▶ [TASK DIRECTIONS] Output every line exactly as written. Leave out pictures.

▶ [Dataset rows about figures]
____________

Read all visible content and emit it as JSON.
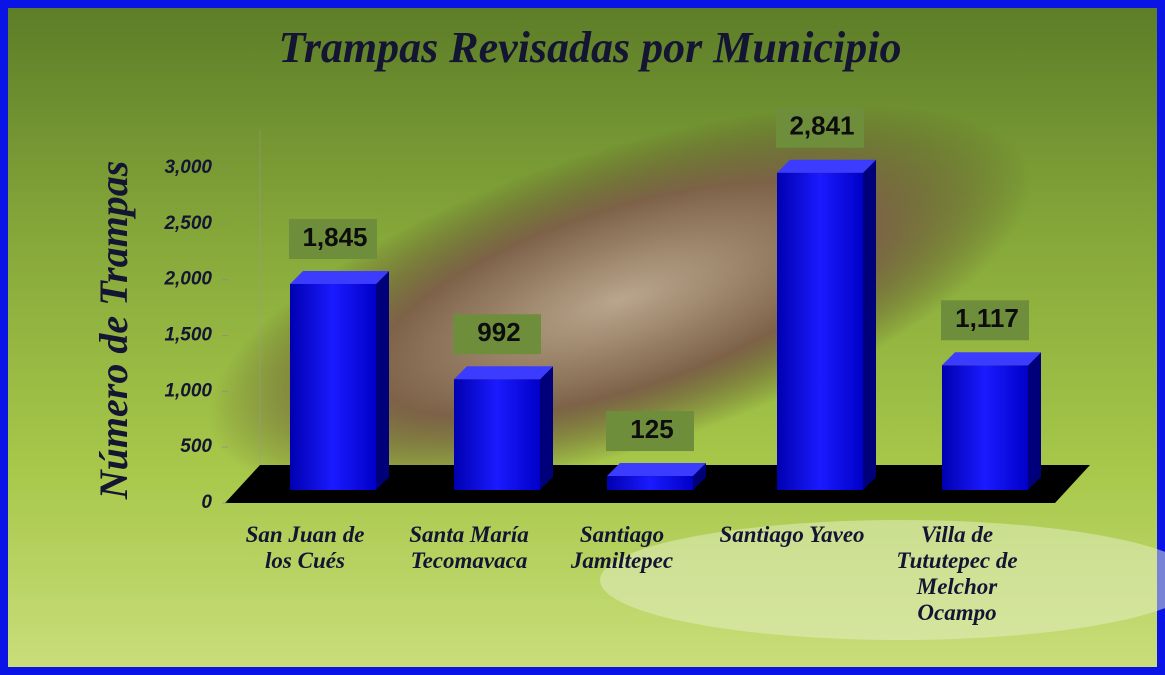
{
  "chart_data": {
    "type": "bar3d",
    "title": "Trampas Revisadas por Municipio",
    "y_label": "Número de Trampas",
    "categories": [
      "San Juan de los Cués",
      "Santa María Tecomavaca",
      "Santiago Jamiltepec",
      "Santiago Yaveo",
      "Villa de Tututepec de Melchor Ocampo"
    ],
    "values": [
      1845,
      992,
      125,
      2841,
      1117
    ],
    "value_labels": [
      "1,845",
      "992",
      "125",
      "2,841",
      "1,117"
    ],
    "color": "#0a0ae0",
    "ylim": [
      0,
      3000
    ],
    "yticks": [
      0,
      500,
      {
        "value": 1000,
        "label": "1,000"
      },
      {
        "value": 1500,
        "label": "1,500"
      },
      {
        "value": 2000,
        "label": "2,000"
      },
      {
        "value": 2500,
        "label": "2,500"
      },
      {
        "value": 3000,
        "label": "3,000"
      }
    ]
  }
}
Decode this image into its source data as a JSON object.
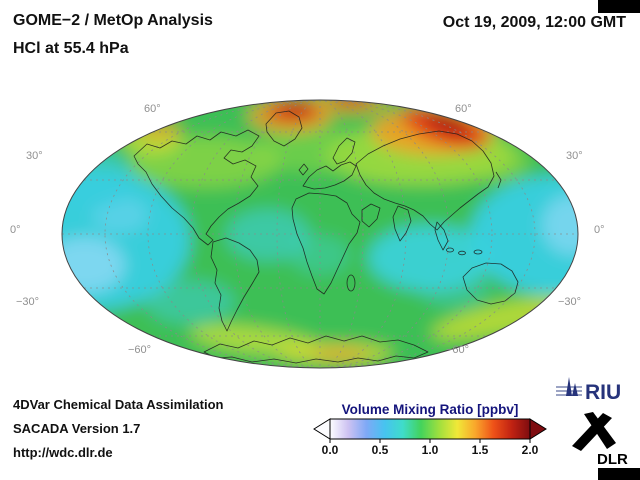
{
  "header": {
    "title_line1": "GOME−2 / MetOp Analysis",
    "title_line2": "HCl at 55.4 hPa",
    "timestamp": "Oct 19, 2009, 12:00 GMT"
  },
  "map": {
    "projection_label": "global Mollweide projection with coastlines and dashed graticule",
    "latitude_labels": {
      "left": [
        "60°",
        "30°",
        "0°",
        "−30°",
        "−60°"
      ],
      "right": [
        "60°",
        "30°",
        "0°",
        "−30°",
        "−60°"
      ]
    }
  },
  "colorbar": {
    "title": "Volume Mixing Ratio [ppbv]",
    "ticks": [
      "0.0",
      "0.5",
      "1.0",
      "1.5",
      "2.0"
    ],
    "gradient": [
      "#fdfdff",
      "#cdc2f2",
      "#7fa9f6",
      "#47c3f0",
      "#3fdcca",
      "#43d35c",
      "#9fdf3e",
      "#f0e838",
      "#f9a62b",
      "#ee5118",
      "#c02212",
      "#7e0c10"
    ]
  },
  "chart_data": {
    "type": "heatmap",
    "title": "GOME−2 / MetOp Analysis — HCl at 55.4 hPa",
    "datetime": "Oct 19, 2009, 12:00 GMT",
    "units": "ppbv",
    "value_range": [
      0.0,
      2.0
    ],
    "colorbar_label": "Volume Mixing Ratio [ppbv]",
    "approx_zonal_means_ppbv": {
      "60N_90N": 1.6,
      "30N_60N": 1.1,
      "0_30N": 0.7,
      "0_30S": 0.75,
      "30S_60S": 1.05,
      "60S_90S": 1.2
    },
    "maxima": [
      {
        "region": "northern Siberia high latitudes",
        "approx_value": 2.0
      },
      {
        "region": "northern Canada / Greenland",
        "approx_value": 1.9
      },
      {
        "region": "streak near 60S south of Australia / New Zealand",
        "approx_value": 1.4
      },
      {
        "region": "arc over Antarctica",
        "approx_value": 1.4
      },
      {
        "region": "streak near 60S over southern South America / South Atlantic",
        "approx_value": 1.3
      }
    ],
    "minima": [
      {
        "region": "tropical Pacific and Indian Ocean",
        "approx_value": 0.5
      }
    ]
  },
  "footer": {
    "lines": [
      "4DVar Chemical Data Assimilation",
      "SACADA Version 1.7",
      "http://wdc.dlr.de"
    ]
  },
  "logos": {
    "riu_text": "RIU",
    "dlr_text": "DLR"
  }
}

____________

▶ [EXPECTED OUTPUT]
Read all visible content and emit it as JSON.
{
  "chart_data": {
    "type": "bar3d",
    "title": "Trampas Revisadas por Municipio",
    "y_label": "Número de Trampas",
    "categories": [
      "San Juan de los Cués",
      "Santa María Tecomavaca",
      "Santiago Jamiltepec",
      "Santiago Yaveo",
      "Villa de Tututepec de Melchor Ocampo"
    ],
    "values": [
      1845,
      992,
      125,
      2841,
      1117
    ],
    "value_labels": [
      "1,845",
      "992",
      "125",
      "2,841",
      "1,117"
    ],
    "color": "#0a0ae0",
    "ylim": [
      0,
      3000
    ],
    "yticks": [
      0,
      500,
      {
        "value": 1000,
        "label": "1,000"
      },
      {
        "value": 1500,
        "label": "1,500"
      },
      {
        "value": 2000,
        "label": "2,000"
      },
      {
        "value": 2500,
        "label": "2,500"
      },
      {
        "value": 3000,
        "label": "3,000"
      }
    ]
  }
}
Decode this image into its source data as a JSON object.
{
  "header": {
    "title_line1": "GOME−2 / MetOp Analysis",
    "title_line2": "HCl at 55.4 hPa",
    "timestamp": "Oct 19, 2009, 12:00 GMT"
  },
  "map": {
    "projection_label": "global Mollweide projection with coastlines and dashed graticule",
    "latitude_labels": {
      "left": [
        "60°",
        "30°",
        "0°",
        "−30°",
        "−60°"
      ],
      "right": [
        "60°",
        "30°",
        "0°",
        "−30°",
        "−60°"
      ]
    }
  },
  "colorbar": {
    "title": "Volume Mixing Ratio [ppbv]",
    "ticks": [
      "0.0",
      "0.5",
      "1.0",
      "1.5",
      "2.0"
    ],
    "gradient": [
      "#fdfdff",
      "#cdc2f2",
      "#7fa9f6",
      "#47c3f0",
      "#3fdcca",
      "#43d35c",
      "#9fdf3e",
      "#f0e838",
      "#f9a62b",
      "#ee5118",
      "#c02212",
      "#7e0c10"
    ]
  },
  "chart_data": {
    "type": "heatmap",
    "title": "GOME−2 / MetOp Analysis — HCl at 55.4 hPa",
    "datetime": "Oct 19, 2009, 12:00 GMT",
    "units": "ppbv",
    "value_range": [
      0.0,
      2.0
    ],
    "colorbar_label": "Volume Mixing Ratio [ppbv]",
    "approx_zonal_means_ppbv": {
      "60N_90N": 1.6,
      "30N_60N": 1.1,
      "0_30N": 0.7,
      "0_30S": 0.75,
      "30S_60S": 1.05,
      "60S_90S": 1.2
    },
    "maxima": [
      {
        "region": "northern Siberia high latitudes",
        "approx_value": 2.0
      },
      {
        "region": "northern Canada / Greenland",
        "approx_value": 1.9
      },
      {
        "region": "streak near 60S south of Australia / New Zealand",
        "approx_value": 1.4
      },
      {
        "region": "arc over Antarctica",
        "approx_value": 1.4
      },
      {
        "region": "streak near 60S over southern South America / South Atlantic",
        "approx_value": 1.3
      }
    ],
    "minima": [
      {
        "region": "tropical Pacific and Indian Ocean",
        "approx_value": 0.5
      }
    ]
  },
  "footer": {
    "lines": [
      "4DVar Chemical Data Assimilation",
      "SACADA Version 1.7",
      "http://wdc.dlr.de"
    ]
  },
  "logos": {
    "riu_text": "RIU",
    "dlr_text": "DLR"
  }
}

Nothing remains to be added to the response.